▶ [Exercise goal] Lines containing the word "bilge" need to be counted. Please reply with how many there are, and nothing else.

▶ [Supplied data]
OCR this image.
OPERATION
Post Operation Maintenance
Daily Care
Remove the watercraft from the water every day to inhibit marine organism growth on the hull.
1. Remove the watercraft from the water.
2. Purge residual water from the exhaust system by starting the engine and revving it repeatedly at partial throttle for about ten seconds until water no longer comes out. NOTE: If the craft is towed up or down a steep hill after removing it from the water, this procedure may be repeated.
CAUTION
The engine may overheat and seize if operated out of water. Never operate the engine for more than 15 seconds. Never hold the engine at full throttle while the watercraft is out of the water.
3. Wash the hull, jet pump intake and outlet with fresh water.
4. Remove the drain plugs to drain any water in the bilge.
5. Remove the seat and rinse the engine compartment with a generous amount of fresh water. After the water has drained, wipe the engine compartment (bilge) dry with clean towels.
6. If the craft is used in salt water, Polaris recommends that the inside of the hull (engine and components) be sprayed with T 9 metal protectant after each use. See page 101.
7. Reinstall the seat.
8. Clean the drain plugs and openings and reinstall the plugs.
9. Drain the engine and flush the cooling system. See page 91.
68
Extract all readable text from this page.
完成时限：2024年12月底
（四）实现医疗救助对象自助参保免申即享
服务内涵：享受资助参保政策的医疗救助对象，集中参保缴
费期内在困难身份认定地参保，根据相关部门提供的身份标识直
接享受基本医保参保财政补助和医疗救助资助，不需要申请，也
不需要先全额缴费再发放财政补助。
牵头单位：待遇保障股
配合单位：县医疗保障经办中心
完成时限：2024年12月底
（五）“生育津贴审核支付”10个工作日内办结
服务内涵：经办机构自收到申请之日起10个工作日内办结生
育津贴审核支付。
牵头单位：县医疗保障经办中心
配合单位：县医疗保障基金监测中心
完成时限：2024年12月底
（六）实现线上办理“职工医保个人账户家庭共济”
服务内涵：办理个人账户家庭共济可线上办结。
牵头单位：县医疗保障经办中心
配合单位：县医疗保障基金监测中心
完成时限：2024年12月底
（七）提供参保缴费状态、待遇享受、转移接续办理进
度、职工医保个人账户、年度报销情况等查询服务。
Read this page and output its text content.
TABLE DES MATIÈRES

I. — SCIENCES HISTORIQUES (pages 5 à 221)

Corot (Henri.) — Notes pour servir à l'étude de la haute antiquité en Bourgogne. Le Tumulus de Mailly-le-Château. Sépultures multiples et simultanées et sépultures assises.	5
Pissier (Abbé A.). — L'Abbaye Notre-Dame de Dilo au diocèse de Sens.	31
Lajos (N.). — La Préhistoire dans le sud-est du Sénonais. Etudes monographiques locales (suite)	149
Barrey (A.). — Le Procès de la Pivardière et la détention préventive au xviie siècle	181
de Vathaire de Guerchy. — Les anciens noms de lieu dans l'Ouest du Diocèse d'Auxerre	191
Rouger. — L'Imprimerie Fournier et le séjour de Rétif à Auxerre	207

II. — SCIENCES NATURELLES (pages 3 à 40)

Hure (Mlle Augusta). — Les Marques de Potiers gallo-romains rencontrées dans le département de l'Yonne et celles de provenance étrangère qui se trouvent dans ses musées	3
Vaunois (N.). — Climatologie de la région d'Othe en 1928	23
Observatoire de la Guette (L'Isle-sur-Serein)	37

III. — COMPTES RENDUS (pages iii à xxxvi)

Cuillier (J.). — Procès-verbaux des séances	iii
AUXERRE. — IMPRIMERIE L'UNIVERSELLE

▶ [Written answer] 2